start
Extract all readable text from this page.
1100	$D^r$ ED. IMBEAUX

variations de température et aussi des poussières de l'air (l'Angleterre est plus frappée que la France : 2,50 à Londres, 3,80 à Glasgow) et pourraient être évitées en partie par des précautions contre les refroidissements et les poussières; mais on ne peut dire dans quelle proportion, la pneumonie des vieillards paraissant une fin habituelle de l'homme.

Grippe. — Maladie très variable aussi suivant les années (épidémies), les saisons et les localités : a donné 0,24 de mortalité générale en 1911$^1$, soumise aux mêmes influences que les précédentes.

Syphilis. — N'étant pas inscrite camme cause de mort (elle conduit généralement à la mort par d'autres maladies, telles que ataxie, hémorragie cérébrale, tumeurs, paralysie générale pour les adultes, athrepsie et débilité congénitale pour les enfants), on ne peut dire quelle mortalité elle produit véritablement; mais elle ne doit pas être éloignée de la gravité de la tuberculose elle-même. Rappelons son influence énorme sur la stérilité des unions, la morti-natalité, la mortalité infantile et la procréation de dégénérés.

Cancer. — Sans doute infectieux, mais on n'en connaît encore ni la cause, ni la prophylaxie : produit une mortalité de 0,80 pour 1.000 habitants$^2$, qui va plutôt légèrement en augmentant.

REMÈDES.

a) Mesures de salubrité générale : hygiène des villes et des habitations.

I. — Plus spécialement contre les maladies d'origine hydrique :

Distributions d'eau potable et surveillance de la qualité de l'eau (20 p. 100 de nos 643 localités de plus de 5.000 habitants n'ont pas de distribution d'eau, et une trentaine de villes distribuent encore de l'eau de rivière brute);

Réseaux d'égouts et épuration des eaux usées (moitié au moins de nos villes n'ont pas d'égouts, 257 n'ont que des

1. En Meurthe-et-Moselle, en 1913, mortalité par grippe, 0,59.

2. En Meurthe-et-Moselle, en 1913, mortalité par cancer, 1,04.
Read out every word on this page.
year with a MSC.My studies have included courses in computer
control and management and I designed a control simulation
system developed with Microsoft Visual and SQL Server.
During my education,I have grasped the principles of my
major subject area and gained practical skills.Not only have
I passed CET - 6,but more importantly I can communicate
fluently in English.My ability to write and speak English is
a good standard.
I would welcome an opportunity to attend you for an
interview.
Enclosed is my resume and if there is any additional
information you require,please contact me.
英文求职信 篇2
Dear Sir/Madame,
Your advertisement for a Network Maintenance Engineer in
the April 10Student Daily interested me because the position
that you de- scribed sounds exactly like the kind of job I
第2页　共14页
end
Gather up the lines containing the word "peut" from these records and copy them.

variations de température et aussi des poussières de l'air (l'Angleterre est plus frappée que la France : 2,50 à Londres, 3,80 à Glasgow) et pourraient être évitées en partie par des précautions contre les refroidissements et les poussières; mais on ne peut dire dans quelle proportion, la pneumonie des vieillards paraissant une fin habituelle de l'homme.
Syphilis. — N'étant pas inscrite camme cause de mort (elle conduit généralement à la mort par d'autres maladies, telles que ataxie, hémorragie cérébrale, tumeurs, paralysie générale pour les adultes, athrepsie et débilité congénitale pour les enfants), on ne peut dire quelle mortalité elle produit véritablement; mais elle ne doit pas être éloignée de la gravité de la tuberculose elle-même. Rappelons son influence énorme sur la stérilité des unions, la morti-natalité, la mortalité infantile et la procréation de dégénérés.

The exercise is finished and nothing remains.